▶ [Task objective] Work through the material below and count the lines holding the word "text"; give that count and nothing more.

▶ [Source material]
------------------------------------------------
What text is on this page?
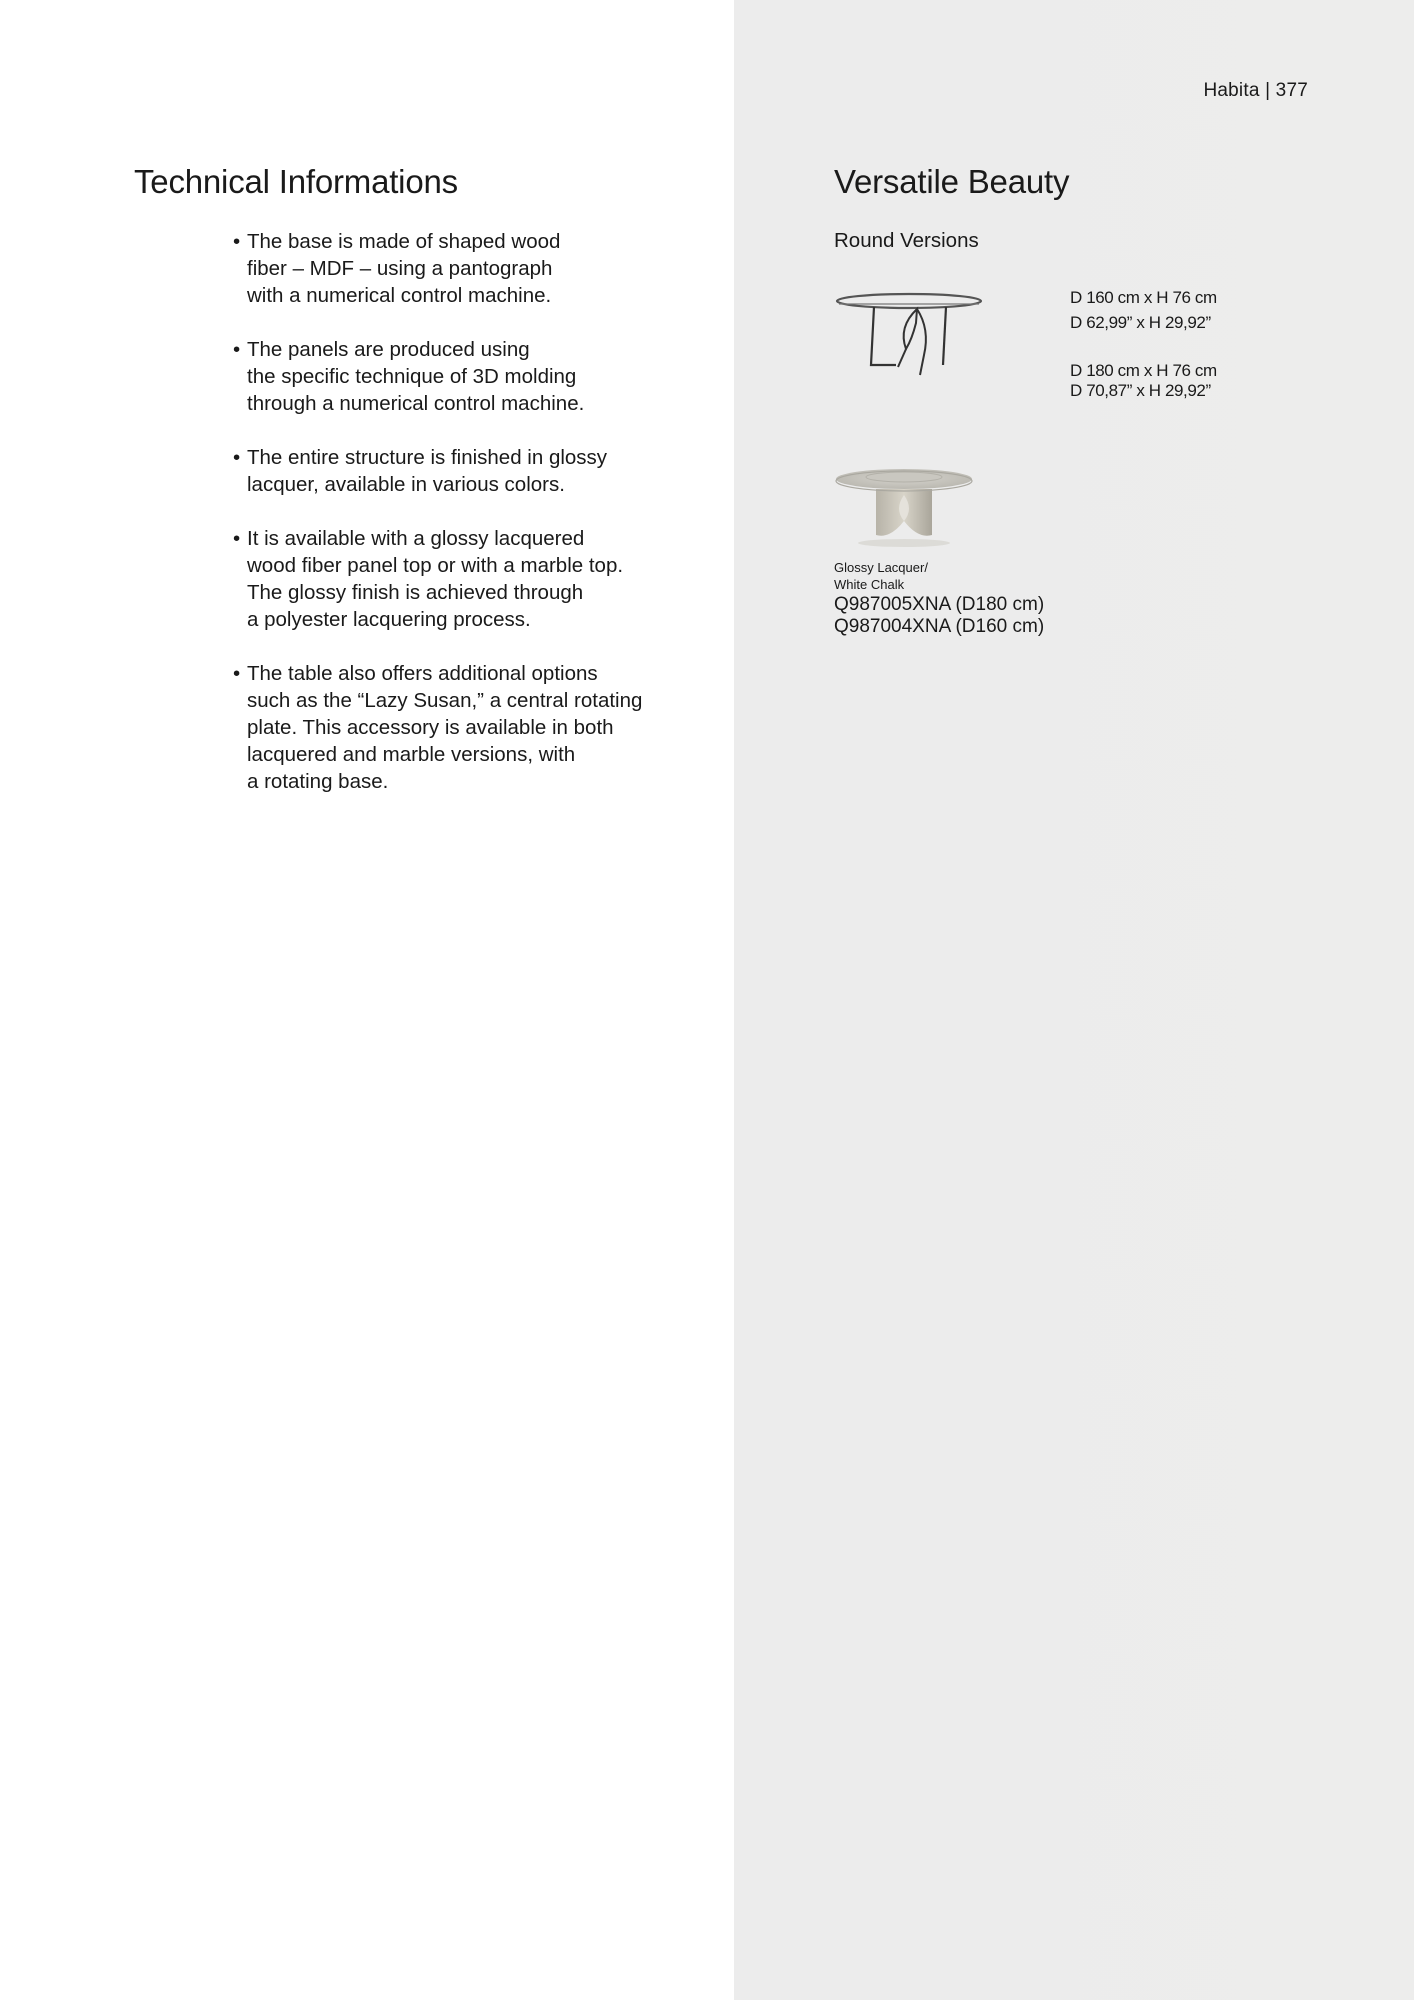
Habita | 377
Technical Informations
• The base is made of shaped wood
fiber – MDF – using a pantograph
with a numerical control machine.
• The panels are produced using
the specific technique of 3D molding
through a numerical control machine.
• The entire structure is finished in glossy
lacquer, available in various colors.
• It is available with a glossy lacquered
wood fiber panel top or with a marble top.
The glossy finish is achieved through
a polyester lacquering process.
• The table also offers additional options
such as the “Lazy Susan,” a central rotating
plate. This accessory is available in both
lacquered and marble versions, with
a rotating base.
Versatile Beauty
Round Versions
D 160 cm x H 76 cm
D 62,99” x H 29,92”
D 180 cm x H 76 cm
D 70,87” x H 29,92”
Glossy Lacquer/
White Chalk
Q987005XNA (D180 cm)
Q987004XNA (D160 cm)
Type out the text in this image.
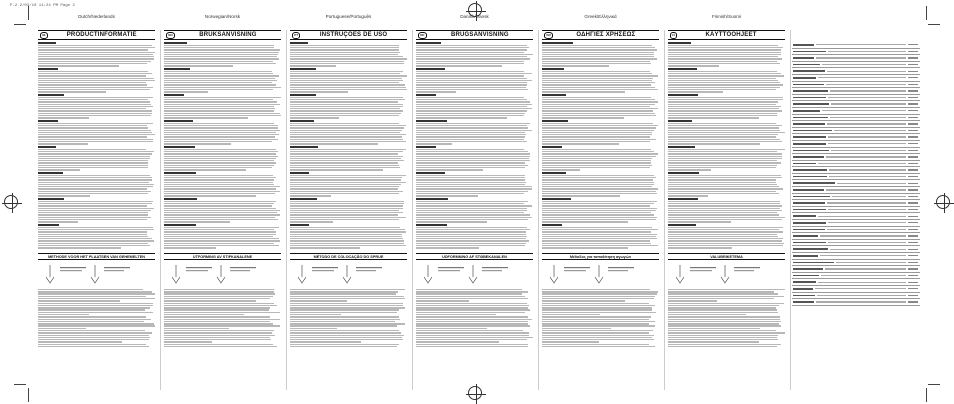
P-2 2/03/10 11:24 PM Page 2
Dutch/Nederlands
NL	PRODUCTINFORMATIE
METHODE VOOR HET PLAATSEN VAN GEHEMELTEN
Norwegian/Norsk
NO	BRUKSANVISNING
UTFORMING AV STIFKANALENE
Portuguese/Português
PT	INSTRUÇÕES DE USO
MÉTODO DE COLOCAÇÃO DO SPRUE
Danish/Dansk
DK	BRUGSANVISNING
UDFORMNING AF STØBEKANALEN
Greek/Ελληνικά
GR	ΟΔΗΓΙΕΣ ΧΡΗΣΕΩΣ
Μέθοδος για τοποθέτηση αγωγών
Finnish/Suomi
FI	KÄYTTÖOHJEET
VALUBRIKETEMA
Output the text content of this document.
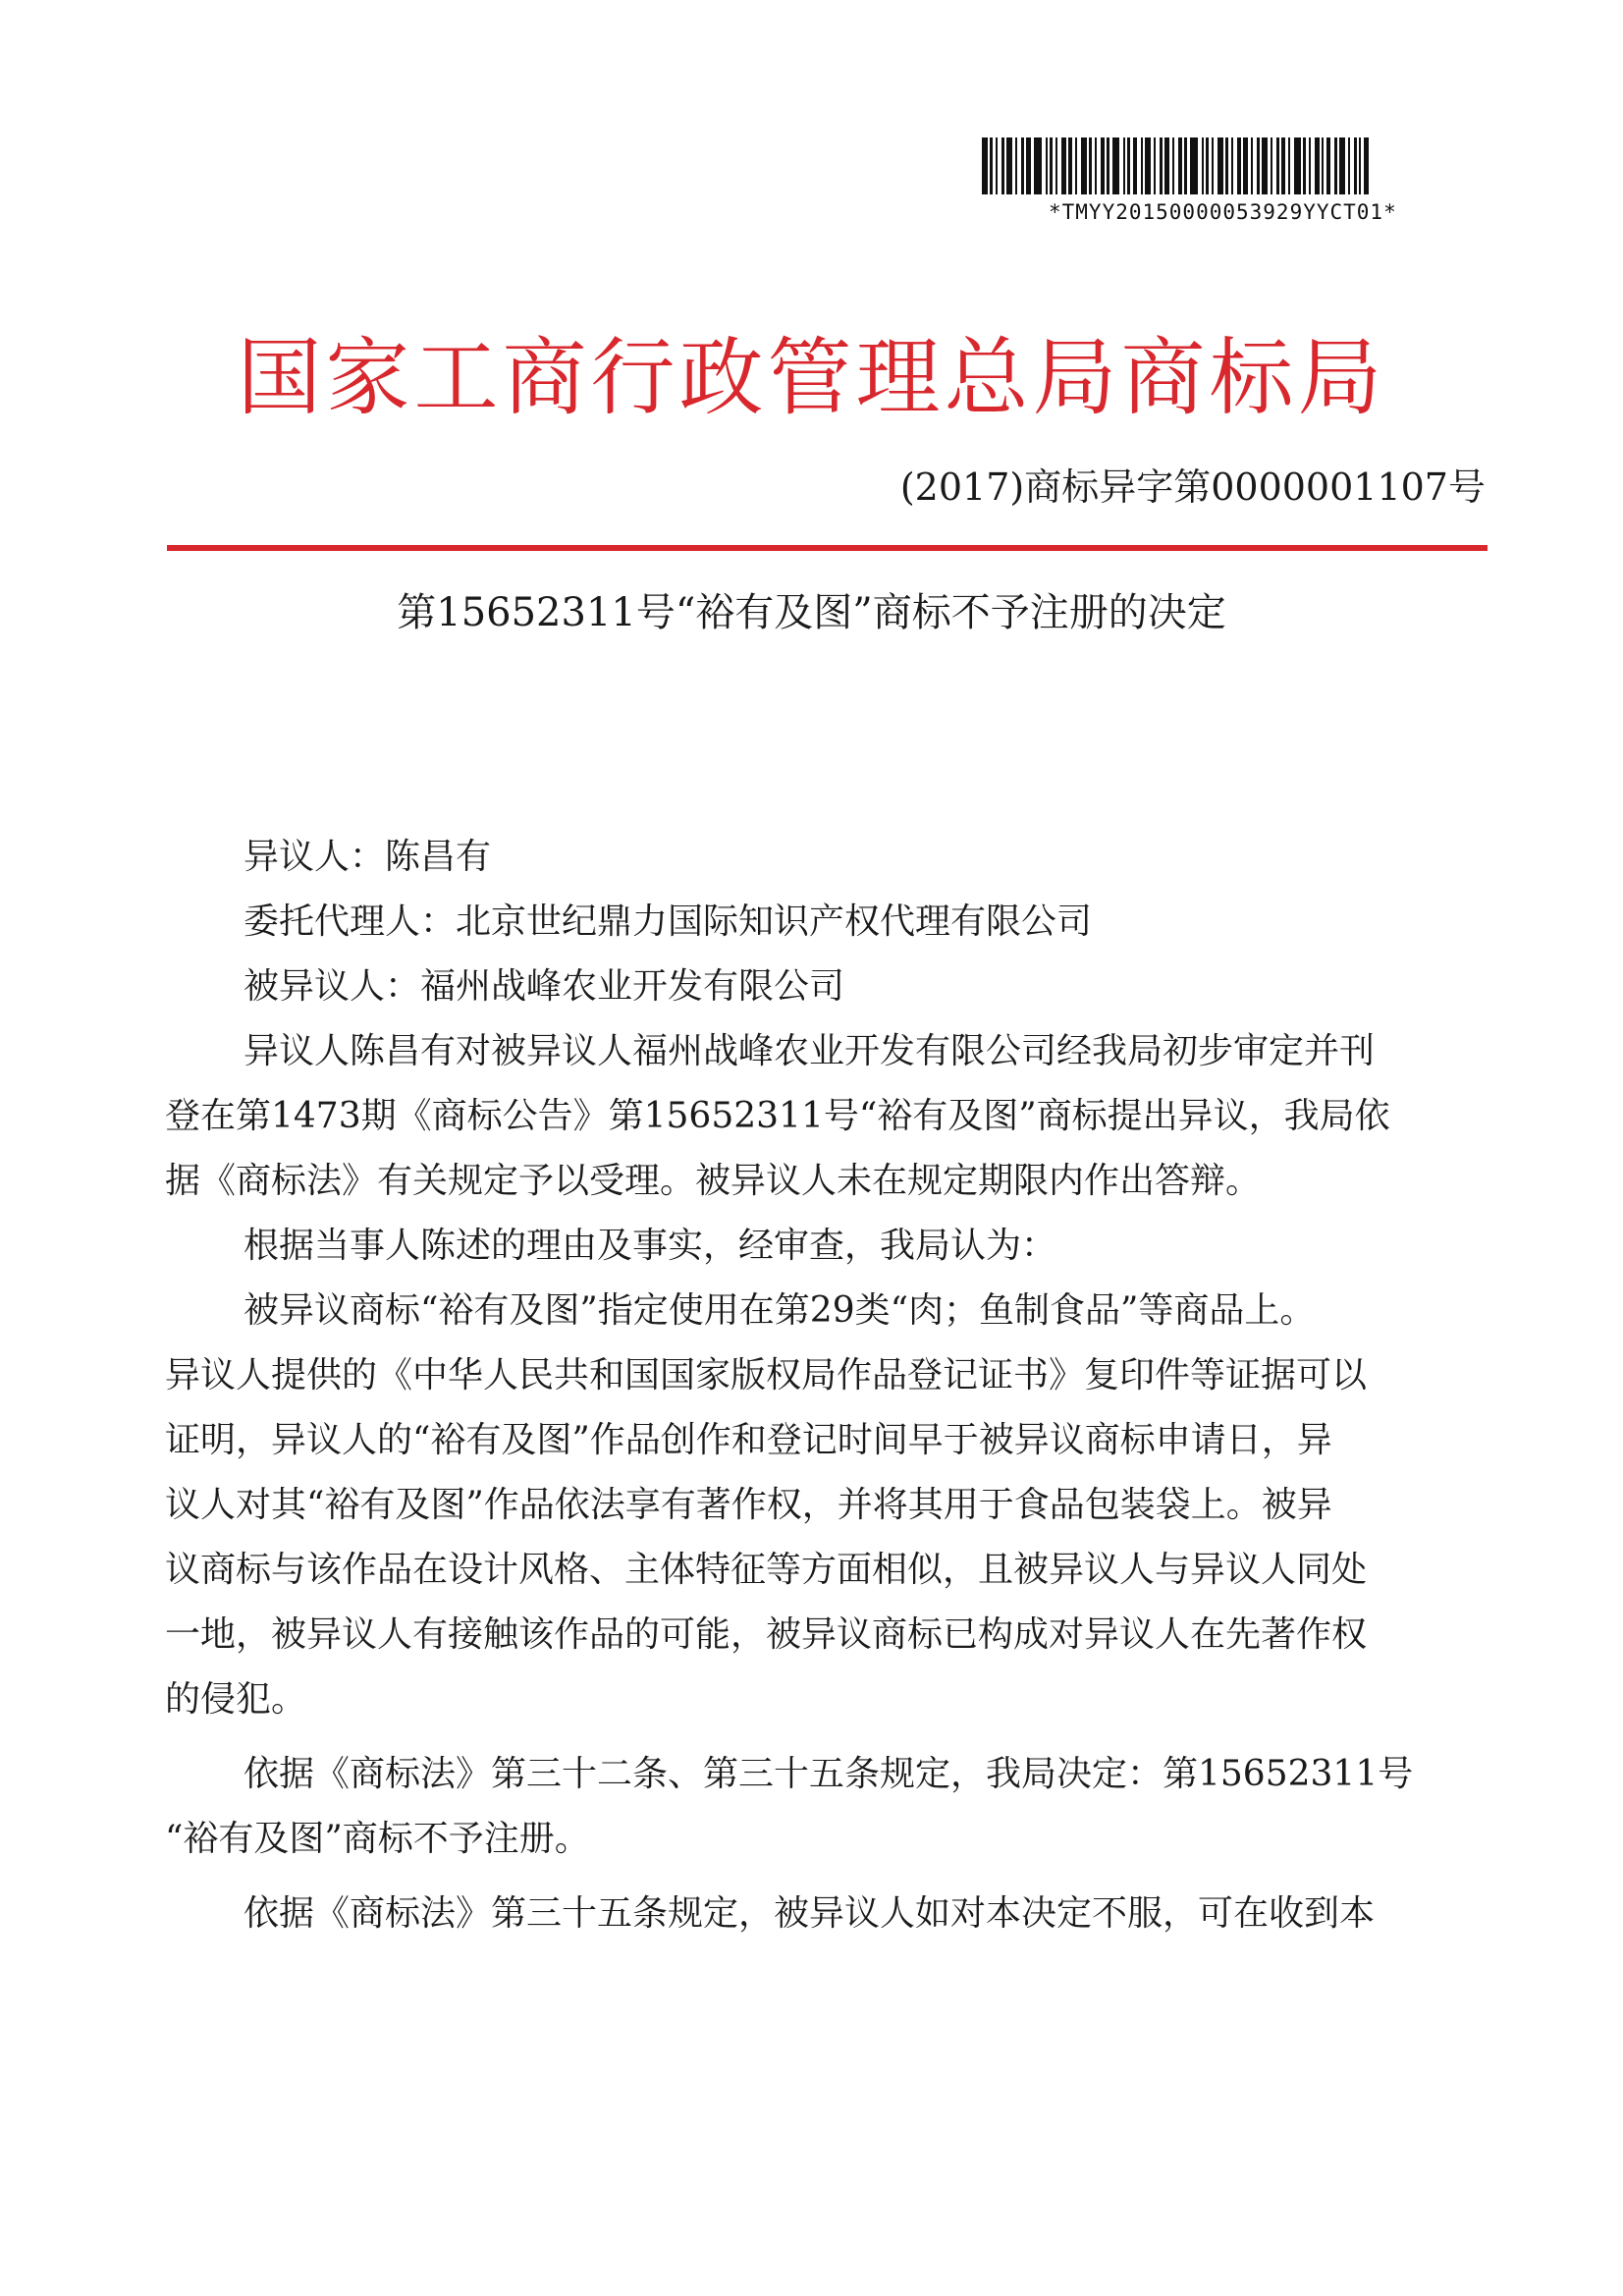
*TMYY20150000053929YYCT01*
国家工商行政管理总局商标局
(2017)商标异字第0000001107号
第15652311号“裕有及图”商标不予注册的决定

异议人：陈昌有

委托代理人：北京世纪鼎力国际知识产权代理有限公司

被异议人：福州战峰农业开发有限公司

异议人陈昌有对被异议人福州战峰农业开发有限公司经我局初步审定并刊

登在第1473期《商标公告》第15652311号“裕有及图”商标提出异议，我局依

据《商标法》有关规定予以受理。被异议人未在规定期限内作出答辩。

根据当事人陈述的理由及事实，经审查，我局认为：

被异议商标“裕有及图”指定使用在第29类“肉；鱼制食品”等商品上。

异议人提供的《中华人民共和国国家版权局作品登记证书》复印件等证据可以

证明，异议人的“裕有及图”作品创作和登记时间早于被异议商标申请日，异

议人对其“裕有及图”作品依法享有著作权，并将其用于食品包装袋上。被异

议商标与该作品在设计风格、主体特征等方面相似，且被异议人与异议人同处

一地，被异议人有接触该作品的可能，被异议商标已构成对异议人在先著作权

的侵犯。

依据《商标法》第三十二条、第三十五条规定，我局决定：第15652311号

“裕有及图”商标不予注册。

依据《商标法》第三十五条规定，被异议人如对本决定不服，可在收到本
------------------------------------------------
▶ [Right answer] 3